*What is being asked*:
Repeat, without any change, the entries presented below.

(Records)

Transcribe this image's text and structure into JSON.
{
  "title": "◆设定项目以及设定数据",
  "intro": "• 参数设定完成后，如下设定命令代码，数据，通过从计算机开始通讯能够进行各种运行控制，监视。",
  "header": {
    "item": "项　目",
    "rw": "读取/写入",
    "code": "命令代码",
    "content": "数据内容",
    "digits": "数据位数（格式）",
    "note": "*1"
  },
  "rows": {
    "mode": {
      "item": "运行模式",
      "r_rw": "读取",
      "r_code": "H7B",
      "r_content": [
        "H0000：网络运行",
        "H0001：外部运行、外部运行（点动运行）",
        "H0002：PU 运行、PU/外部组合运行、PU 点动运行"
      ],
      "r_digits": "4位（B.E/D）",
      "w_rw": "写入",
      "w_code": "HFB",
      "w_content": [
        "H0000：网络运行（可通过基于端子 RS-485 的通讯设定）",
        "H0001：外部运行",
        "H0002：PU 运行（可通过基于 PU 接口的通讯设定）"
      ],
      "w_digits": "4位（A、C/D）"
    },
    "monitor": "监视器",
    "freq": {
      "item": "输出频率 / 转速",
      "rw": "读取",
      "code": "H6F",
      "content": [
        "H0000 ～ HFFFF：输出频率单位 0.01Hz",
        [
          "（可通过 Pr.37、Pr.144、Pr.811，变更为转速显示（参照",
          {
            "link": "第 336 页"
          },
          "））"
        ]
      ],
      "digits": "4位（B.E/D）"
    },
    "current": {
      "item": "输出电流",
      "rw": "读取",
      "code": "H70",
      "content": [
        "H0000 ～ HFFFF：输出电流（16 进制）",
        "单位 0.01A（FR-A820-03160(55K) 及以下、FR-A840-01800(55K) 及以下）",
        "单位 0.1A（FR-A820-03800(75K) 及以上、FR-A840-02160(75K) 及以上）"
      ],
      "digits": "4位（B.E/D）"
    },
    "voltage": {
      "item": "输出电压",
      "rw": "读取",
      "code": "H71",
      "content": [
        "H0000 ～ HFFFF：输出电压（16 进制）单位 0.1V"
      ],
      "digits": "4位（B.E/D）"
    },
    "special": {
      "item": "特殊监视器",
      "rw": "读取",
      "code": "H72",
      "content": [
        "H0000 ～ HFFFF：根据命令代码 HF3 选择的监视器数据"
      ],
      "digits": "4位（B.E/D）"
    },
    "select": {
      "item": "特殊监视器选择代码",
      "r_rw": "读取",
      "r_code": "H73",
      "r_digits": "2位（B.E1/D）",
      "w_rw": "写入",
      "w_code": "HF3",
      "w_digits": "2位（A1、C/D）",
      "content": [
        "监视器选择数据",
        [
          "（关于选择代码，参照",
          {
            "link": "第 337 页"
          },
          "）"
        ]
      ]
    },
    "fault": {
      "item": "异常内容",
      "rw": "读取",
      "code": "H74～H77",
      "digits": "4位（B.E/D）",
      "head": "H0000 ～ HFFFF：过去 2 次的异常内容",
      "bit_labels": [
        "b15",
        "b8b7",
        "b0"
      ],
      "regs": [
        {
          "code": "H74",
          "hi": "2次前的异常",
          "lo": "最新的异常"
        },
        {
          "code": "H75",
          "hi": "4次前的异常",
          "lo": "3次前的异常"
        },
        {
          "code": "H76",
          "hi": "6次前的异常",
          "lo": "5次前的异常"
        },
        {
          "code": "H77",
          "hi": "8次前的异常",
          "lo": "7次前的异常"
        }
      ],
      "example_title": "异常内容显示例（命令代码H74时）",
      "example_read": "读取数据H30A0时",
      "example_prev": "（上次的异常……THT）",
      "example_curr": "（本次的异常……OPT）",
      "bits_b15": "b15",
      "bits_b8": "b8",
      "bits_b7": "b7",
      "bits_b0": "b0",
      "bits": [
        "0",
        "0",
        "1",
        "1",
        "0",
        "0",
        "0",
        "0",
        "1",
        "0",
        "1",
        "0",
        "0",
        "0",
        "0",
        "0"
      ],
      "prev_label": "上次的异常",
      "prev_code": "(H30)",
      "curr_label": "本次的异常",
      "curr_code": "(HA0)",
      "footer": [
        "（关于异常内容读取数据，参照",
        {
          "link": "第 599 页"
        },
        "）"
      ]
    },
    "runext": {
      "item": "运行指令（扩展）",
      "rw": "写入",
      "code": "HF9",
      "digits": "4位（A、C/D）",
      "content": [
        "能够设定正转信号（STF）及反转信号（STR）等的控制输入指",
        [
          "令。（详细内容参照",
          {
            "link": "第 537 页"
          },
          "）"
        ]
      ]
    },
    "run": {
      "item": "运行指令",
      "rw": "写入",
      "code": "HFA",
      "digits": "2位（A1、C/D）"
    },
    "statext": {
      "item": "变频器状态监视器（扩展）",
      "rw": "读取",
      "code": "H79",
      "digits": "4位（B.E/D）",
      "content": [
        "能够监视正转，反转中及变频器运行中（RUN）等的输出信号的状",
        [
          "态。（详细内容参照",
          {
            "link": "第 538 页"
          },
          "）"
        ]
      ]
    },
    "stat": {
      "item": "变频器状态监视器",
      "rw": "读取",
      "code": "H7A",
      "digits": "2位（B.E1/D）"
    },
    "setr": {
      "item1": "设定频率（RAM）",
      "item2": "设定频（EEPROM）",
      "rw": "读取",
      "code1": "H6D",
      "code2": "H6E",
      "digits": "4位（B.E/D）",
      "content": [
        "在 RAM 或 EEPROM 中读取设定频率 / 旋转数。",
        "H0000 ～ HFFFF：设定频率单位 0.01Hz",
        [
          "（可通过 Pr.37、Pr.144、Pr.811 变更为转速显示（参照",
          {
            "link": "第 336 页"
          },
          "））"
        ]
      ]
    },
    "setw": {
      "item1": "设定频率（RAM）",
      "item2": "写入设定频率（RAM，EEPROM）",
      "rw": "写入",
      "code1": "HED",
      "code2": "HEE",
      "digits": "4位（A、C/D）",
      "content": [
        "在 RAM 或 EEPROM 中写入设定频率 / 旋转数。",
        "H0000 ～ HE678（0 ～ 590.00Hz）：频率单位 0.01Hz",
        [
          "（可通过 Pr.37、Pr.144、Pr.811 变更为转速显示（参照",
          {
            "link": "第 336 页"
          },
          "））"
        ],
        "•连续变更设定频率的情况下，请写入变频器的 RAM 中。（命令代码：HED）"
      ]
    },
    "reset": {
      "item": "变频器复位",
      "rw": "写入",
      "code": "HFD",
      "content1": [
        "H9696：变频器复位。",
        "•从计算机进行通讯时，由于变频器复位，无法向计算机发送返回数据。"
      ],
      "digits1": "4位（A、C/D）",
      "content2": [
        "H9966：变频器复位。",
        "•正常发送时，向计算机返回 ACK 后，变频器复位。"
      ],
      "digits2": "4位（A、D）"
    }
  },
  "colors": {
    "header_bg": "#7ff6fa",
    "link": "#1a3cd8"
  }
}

*Finished answer*:
Transcribe this image's text and structure into JSON.
{
  "title": "◆设定项目以及设定数据",
  "intro": "• 参数设定完成后，如下设定命令代码，数据，通过从计算机开始通讯能够进行各种运行控制，监视。",
  "header": {
    "item": "项　目",
    "rw": "读取/写入",
    "code": "命令代码",
    "content": "数据内容",
    "digits": "数据位数（格式）",
    "note": "*1"
  },
  "rows": {
    "mode": {
      "item": "运行模式",
      "r_rw": "读取",
      "r_code": "H7B",
      "r_content": [
        "H0000：网络运行",
        "H0001：外部运行、外部运行（点动运行）",
        "H0002：PU 运行、PU/外部组合运行、PU 点动运行"
      ],
      "r_digits": "4位（B.E/D）",
      "w_rw": "写入",
      "w_code": "HFB",
      "w_content": [
        "H0000：网络运行（可通过基于端子 RS-485 的通讯设定）",
        "H0001：外部运行",
        "H0002：PU 运行（可通过基于 PU 接口的通讯设定）"
      ],
      "w_digits": "4位（A、C/D）"
    },
    "monitor": "监视器",
    "freq": {
      "item": "输出频率 / 转速",
      "rw": "读取",
      "code": "H6F",
      "content": [
        "H0000 ～ HFFFF：输出频率单位 0.01Hz",
        [
          "（可通过 Pr.37、Pr.144、Pr.811，变更为转速显示（参照",
          {
            "link": "第 336 页"
          },
          "））"
        ]
      ],
      "digits": "4位（B.E/D）"
    },
    "current": {
      "item": "输出电流",
      "rw": "读取",
      "code": "H70",
      "content": [
        "H0000 ～ HFFFF：输出电流（16 进制）",
        "单位 0.01A（FR-A820-03160(55K) 及以下、FR-A840-01800(55K) 及以下）",
        "单位 0.1A（FR-A820-03800(75K) 及以上、FR-A840-02160(75K) 及以上）"
      ],
      "digits": "4位（B.E/D）"
    },
    "voltage": {
      "item": "输出电压",
      "rw": "读取",
      "code": "H71",
      "content": [
        "H0000 ～ HFFFF：输出电压（16 进制）单位 0.1V"
      ],
      "digits": "4位（B.E/D）"
    },
    "special": {
      "item": "特殊监视器",
      "rw": "读取",
      "code": "H72",
      "content": [
        "H0000 ～ HFFFF：根据命令代码 HF3 选择的监视器数据"
      ],
      "digits": "4位（B.E/D）"
    },
    "select": {
      "item": "特殊监视器选择代码",
      "r_rw": "读取",
      "r_code": "H73",
      "r_digits": "2位（B.E1/D）",
      "w_rw": "写入",
      "w_code": "HF3",
      "w_digits": "2位（A1、C/D）",
      "content": [
        "监视器选择数据",
        [
          "（关于选择代码，参照",
          {
            "link": "第 337 页"
          },
          "）"
        ]
      ]
    },
    "fault": {
      "item": "异常内容",
      "rw": "读取",
      "code": "H74～H77",
      "digits": "4位（B.E/D）",
      "head": "H0000 ～ HFFFF：过去 2 次的异常内容",
      "bit_labels": [
        "b15",
        "b8b7",
        "b0"
      ],
      "regs": [
        {
          "code": "H74",
          "hi": "2次前的异常",
          "lo": "最新的异常"
        },
        {
          "code": "H75",
          "hi": "4次前的异常",
          "lo": "3次前的异常"
        },
        {
          "code": "H76",
          "hi": "6次前的异常",
          "lo": "5次前的异常"
        },
        {
          "code": "H77",
          "hi": "8次前的异常",
          "lo": "7次前的异常"
        }
      ],
      "example_title": "异常内容显示例（命令代码H74时）",
      "example_read": "读取数据H30A0时",
      "example_prev": "（上次的异常……THT）",
      "example_curr": "（本次的异常……OPT）",
      "bits_b15": "b15",
      "bits_b8": "b8",
      "bits_b7": "b7",
      "bits_b0": "b0",
      "bits": [
        "0",
        "0",
        "1",
        "1",
        "0",
        "0",
        "0",
        "0",
        "1",
        "0",
        "1",
        "0",
        "0",
        "0",
        "0",
        "0"
      ],
      "prev_label": "上次的异常",
      "prev_code": "(H30)",
      "curr_label": "本次的异常",
      "curr_code": "(HA0)",
      "footer": [
        "（关于异常内容读取数据，参照",
        {
          "link": "第 599 页"
        },
        "）"
      ]
    },
    "runext": {
      "item": "运行指令（扩展）",
      "rw": "写入",
      "code": "HF9",
      "digits": "4位（A、C/D）",
      "content": [
        "能够设定正转信号（STF）及反转信号（STR）等的控制输入指",
        [
          "令。（详细内容参照",
          {
            "link": "第 537 页"
          },
          "）"
        ]
      ]
    },
    "run": {
      "item": "运行指令",
      "rw": "写入",
      "code": "HFA",
      "digits": "2位（A1、C/D）"
    },
    "statext": {
      "item": "变频器状态监视器（扩展）",
      "rw": "读取",
      "code": "H79",
      "digits": "4位（B.E/D）",
      "content": [
        "能够监视正转，反转中及变频器运行中（RUN）等的输出信号的状",
        [
          "态。（详细内容参照",
          {
            "link": "第 538 页"
          },
          "）"
        ]
      ]
    },
    "stat": {
      "item": "变频器状态监视器",
      "rw": "读取",
      "code": "H7A",
      "digits": "2位（B.E1/D）"
    },
    "setr": {
      "item1": "设定频率（RAM）",
      "item2": "设定频（EEPROM）",
      "rw": "读取",
      "code1": "H6D",
      "code2": "H6E",
      "digits": "4位（B.E/D）",
      "content": [
        "在 RAM 或 EEPROM 中读取设定频率 / 旋转数。",
        "H0000 ～ HFFFF：设定频率单位 0.01Hz",
        [
          "（可通过 Pr.37、Pr.144、Pr.811 变更为转速显示（参照",
          {
            "link": "第 336 页"
          },
          "））"
        ]
      ]
    },
    "setw": {
      "item1": "设定频率（RAM）",
      "item2": "写入设定频率（RAM，EEPROM）",
      "rw": "写入",
      "code1": "HED",
      "code2": "HEE",
      "digits": "4位（A、C/D）",
      "content": [
        "在 RAM 或 EEPROM 中写入设定频率 / 旋转数。",
        "H0000 ～ HE678（0 ～ 590.00Hz）：频率单位 0.01Hz",
        [
          "（可通过 Pr.37、Pr.144、Pr.811 变更为转速显示（参照",
          {
            "link": "第 336 页"
          },
          "））"
        ],
        "•连续变更设定频率的情况下，请写入变频器的 RAM 中。（命令代码：HED）"
      ]
    },
    "reset": {
      "item": "变频器复位",
      "rw": "写入",
      "code": "HFD",
      "content1": [
        "H9696：变频器复位。",
        "•从计算机进行通讯时，由于变频器复位，无法向计算机发送返回数据。"
      ],
      "digits1": "4位（A、C/D）",
      "content2": [
        "H9966：变频器复位。",
        "•正常发送时，向计算机返回 ACK 后，变频器复位。"
      ],
      "digits2": "4位（A、D）"
    }
  },
  "colors": {
    "header_bg": "#7ff6fa",
    "link": "#1a3cd8"
  }
}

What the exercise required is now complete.